What is being asked - Find each line with the string "Ежегодно" and report it.

Material for the task -

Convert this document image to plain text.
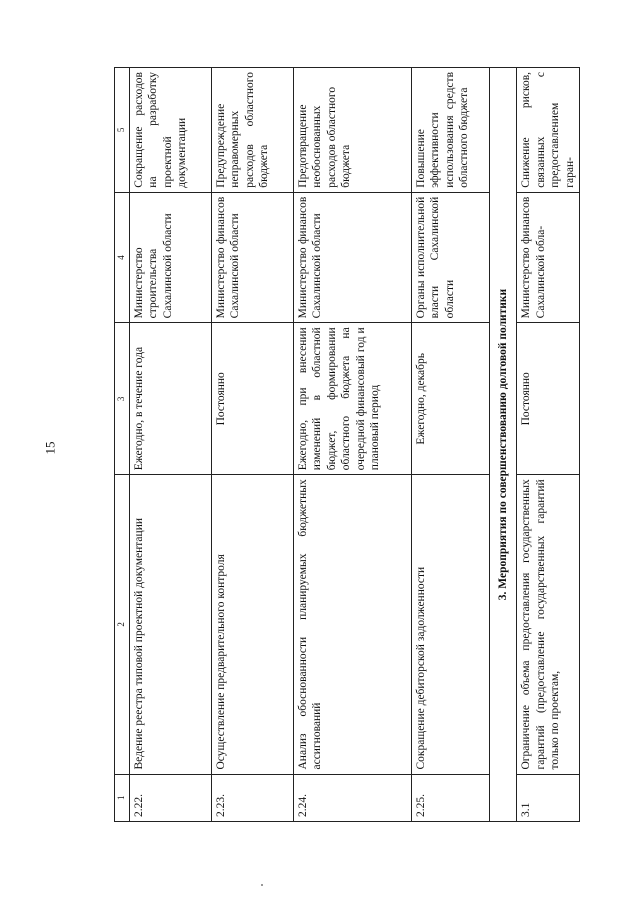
15
1	2	3	4	5
2.22.	Ведение реестра типовой проектной документации	Ежегодно, в течение года	Министерство строительства Сахалинской области	Сокращение расходов на разработку проектной документации
2.23.	Осуществление предварительного контроля	Постоянно	Министерство финансов Сахалинской области	Предупреждение неправомерных расходов областного бюджета
2.24.	Анализ обоснованности планируемых бюджетных ассигнований	Ежегодно, при внесении изменений в областной бюджет, формировании областного бюджета на очередной финансовый год и плановый период	Министерство финансов Сахалинской области	Предотвращение необоснованных расходов областного бюджета
2.25.	Сокращение дебиторской задолженности	Ежегодно, декабрь	Органы исполнительной власти Сахалинской области	Повышение эффективности использования средств областного бюджета
3. Мероприятия по совершенствованию долговой политики				
3.1	Ограничение объема предоставления государственных гарантий (предоставление государственных гарантий только по проектам,	Постоянно	Министерство финансов Сахалинской обла-	Снижение рисков, связанных с предоставлением гаран-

Written reply -
2.22.	Ведение реестра типовой проектной документации	Ежегодно, в течение года	Министерство строительства Сахалинской области	Сокращение расходов на разработку проектной документации
2.24.	Анализ обоснованности планируемых бюджетных ассигнований	Ежегодно, при внесении изменений в областной бюджет, формировании областного бюджета на очередной финансовый год и плановый период	Министерство финансов Сахалинской области	Предотвращение необоснованных расходов областного бюджета
2.25.	Сокращение дебиторской задолженности	Ежегодно, декабрь	Органы исполнительной власти Сахалинской области	Повышение эффективности использования средств областного бюджета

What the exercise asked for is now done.